Render the lines below as a JSON list of strings, one string per line and with blank lines omitted. Begin with the line containing "letter-key[interactable]: j [607, 531, 702, 617]" and end with the line containing "sentence-line: hermana_en_ [314, 261, 710, 336]", including both.
# Start of Dataset content
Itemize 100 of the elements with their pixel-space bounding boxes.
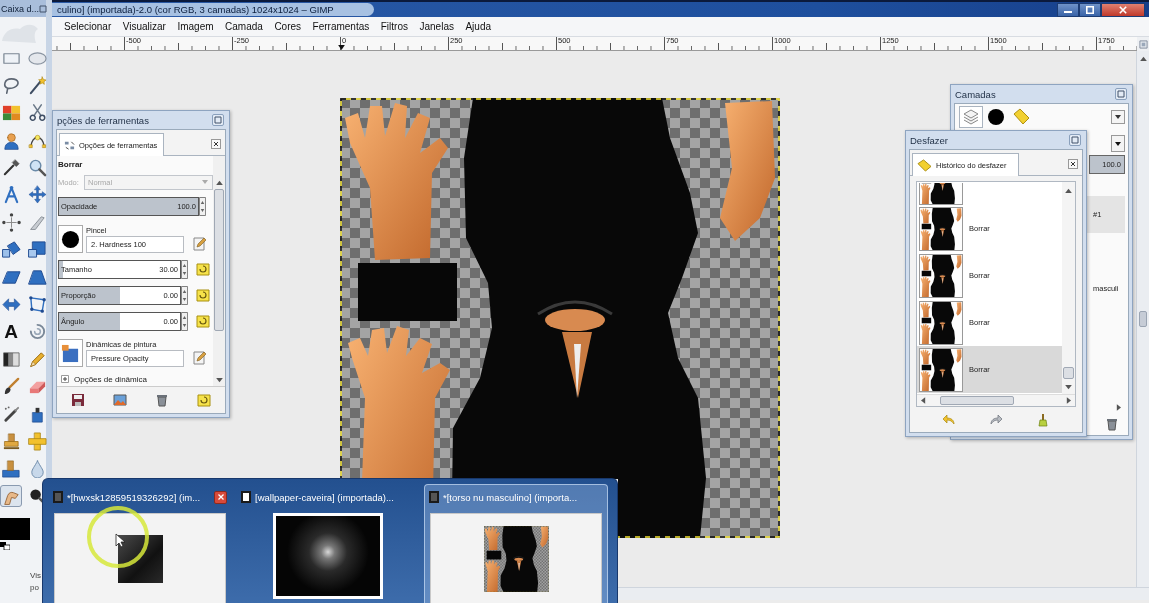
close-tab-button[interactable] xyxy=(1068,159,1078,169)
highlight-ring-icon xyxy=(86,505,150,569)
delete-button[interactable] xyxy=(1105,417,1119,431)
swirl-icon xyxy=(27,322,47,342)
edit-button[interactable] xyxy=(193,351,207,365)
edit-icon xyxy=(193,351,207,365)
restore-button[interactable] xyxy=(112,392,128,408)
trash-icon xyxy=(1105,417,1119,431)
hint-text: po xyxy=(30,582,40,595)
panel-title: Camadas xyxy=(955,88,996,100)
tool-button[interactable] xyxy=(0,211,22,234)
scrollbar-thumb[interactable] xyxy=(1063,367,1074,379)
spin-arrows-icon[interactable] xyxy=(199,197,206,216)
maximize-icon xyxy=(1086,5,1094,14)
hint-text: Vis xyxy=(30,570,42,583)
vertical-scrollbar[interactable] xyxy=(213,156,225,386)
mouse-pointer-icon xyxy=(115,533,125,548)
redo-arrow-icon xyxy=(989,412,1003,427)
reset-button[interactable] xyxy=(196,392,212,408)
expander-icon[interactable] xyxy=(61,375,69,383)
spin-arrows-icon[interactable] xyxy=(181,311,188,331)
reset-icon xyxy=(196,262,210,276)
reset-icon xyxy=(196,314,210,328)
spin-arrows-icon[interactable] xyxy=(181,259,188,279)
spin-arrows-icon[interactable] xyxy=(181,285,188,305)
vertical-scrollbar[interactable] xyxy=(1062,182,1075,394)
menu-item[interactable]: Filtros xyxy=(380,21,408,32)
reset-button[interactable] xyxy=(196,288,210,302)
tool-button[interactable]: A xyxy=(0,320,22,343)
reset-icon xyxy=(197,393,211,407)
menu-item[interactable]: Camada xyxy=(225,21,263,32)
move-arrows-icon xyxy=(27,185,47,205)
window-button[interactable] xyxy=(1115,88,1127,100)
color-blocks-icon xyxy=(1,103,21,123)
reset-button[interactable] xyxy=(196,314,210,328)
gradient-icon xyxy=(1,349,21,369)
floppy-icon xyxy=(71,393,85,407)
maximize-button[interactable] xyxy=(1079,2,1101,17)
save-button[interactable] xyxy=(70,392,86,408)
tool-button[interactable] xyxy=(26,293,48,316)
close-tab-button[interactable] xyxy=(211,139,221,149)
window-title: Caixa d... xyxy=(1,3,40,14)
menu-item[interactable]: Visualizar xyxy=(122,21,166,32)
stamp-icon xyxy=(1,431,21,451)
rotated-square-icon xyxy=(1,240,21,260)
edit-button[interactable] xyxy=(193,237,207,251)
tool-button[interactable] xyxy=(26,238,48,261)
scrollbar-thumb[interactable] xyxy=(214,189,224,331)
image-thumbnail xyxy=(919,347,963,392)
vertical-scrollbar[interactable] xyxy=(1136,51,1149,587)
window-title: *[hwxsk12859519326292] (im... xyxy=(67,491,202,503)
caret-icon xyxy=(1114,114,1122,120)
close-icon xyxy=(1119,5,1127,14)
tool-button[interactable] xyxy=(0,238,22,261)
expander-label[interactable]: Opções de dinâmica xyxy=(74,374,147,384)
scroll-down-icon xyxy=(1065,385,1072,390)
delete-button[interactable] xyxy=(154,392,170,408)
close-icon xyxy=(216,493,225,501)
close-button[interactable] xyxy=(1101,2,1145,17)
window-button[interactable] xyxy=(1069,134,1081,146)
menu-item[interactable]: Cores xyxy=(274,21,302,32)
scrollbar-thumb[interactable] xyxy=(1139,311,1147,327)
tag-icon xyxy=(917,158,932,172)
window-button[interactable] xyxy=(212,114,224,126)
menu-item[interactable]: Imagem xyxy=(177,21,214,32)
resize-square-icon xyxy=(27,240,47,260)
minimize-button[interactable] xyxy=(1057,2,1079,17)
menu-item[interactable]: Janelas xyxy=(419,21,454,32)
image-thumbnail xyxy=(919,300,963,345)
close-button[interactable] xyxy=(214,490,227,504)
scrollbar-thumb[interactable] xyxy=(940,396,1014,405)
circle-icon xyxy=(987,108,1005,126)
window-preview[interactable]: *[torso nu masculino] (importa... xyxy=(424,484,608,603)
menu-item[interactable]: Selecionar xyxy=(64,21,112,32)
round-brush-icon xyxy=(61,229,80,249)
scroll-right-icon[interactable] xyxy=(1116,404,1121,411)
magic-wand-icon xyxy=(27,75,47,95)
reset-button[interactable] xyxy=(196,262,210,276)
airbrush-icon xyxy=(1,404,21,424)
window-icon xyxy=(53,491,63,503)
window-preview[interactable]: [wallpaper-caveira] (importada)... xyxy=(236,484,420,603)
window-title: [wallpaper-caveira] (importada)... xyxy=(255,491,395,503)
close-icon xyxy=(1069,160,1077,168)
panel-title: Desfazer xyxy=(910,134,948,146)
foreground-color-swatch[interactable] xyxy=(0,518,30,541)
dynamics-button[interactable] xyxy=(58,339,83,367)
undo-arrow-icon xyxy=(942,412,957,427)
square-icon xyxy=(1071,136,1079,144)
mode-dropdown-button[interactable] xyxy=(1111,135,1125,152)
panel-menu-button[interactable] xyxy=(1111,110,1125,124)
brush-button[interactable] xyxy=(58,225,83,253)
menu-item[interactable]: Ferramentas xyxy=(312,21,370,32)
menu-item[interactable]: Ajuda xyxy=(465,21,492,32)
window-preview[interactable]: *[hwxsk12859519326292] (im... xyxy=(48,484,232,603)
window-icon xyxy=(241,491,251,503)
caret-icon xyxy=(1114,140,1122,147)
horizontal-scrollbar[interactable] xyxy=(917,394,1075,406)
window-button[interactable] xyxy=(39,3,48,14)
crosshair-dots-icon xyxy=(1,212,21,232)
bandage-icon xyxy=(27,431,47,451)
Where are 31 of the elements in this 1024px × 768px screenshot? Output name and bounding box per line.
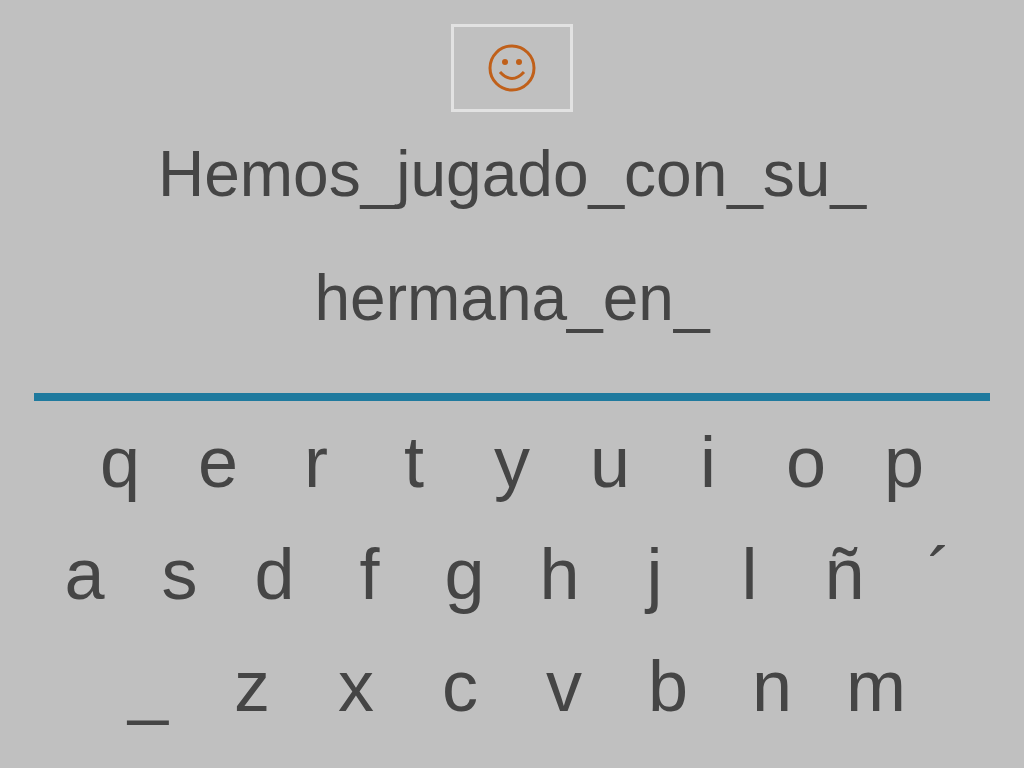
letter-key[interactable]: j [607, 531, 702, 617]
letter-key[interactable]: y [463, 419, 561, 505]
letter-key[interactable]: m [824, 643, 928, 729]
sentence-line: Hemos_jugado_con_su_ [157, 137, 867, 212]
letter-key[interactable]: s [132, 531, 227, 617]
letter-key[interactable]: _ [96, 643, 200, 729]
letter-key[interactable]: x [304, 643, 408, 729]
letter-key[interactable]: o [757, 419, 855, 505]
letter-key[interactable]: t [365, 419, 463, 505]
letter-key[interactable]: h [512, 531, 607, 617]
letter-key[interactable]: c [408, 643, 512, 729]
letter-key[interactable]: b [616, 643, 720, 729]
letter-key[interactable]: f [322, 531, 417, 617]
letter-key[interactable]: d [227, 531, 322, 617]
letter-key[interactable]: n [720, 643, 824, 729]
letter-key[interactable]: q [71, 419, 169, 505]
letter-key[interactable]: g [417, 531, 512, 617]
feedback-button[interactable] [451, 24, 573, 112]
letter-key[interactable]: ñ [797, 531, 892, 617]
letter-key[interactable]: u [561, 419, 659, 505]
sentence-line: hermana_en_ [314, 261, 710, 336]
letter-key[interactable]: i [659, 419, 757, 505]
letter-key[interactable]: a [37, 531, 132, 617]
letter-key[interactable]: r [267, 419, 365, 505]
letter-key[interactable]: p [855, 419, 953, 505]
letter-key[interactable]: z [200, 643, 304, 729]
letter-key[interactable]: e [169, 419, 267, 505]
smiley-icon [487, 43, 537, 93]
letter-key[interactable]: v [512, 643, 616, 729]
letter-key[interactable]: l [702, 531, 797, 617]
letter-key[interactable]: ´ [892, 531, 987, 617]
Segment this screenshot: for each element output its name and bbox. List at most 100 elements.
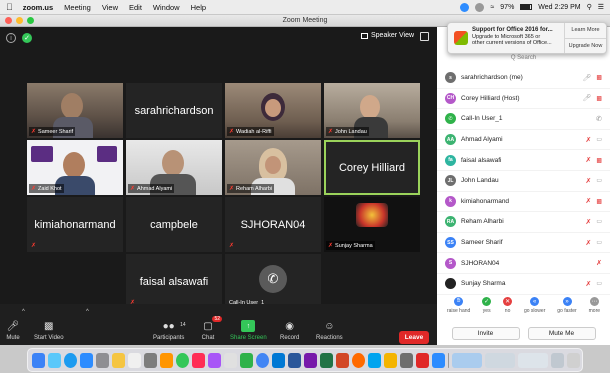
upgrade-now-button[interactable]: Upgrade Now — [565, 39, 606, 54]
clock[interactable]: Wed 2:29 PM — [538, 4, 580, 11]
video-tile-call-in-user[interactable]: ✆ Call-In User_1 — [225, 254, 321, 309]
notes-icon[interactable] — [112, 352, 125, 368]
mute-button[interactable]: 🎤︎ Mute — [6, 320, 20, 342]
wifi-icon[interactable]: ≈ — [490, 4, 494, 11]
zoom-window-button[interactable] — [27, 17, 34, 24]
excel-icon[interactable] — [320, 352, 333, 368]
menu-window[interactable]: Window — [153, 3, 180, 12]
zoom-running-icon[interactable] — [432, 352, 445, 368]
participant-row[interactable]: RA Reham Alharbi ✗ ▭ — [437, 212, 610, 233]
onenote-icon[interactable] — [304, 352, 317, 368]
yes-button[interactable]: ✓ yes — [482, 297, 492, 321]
# End of Dataset content
◆ **Written response**:
[
  "letter-key[interactable]: j [607, 531, 702, 617]",
  "letter-key[interactable]: y [463, 419, 561, 505]",
  "letter-key[interactable]: m [824, 643, 928, 729]",
  "sentence-line: Hemos_jugado_con_su_ [157, 137, 867, 212]",
  "letter-key[interactable]: s [132, 531, 227, 617]",
  "letter-key[interactable]: _ [96, 643, 200, 729]",
  "letter-key[interactable]: x [304, 643, 408, 729]",
  "letter-key[interactable]: o [757, 419, 855, 505]",
  "letter-key[interactable]: t [365, 419, 463, 505]",
  "letter-key[interactable]: h [512, 531, 607, 617]",
  "letter-key[interactable]: c [408, 643, 512, 729]",
  "letter-key[interactable]: b [616, 643, 720, 729]",
  "letter-key[interactable]: f [322, 531, 417, 617]",
  "letter-key[interactable]: d [227, 531, 322, 617]",
  "letter-key[interactable]: n [720, 643, 824, 729]",
  "letter-key[interactable]: q [71, 419, 169, 505]",
  "letter-key[interactable]: g [417, 531, 512, 617]",
  "feedback-button[interactable] [451, 24, 573, 112]",
  "letter-key[interactable]: ñ [797, 531, 892, 617]",
  "letter-key[interactable]: u [561, 419, 659, 505]",
  "sentence-line: hermana_en_ [314, 261, 710, 336]"
]